--- Begin ---

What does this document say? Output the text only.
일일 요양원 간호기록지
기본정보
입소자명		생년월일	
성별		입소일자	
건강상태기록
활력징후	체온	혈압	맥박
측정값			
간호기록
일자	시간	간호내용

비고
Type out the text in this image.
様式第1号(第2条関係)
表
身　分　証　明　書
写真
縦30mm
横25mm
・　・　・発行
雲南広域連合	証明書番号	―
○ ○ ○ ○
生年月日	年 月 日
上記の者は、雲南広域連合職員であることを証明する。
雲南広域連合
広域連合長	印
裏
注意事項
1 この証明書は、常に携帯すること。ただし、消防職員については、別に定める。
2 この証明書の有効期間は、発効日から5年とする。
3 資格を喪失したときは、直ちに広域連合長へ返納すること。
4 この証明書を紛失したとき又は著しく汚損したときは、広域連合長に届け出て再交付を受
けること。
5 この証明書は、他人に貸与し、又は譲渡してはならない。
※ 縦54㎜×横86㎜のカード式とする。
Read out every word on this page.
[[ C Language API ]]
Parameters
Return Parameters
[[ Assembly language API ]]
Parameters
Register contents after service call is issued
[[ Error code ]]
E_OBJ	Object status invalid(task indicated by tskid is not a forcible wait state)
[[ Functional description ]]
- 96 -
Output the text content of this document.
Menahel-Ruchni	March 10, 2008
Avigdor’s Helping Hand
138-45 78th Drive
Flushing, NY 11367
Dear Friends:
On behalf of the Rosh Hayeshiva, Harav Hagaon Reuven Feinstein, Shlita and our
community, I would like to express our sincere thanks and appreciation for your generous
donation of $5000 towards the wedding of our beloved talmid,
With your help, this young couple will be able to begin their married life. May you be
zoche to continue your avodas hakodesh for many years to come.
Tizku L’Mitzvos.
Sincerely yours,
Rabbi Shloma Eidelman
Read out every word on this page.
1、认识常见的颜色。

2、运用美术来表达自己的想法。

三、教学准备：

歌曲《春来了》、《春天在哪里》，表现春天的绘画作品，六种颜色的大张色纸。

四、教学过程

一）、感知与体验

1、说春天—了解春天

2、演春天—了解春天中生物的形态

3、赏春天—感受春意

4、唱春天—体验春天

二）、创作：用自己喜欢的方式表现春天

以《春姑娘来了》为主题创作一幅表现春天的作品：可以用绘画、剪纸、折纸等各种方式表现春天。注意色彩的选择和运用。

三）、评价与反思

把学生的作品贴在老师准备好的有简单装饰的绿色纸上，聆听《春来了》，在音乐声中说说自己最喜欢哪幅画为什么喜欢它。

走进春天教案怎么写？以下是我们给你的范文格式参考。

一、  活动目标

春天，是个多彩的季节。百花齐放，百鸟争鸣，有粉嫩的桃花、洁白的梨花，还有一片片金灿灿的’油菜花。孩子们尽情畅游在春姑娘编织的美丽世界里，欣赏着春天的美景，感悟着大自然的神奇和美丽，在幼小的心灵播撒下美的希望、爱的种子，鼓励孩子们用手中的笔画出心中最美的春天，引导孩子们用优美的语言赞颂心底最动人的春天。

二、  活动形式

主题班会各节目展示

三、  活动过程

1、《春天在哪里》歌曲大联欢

--- End ---

**Goal:** Scan the lines above for "春天在哪里", then copy every one that has it.

**Task answer:**
歌曲《春来了》、《春天在哪里》，表现春天的绘画作品，六种颜色的大张色纸。
1、《春天在哪里》歌曲大联欢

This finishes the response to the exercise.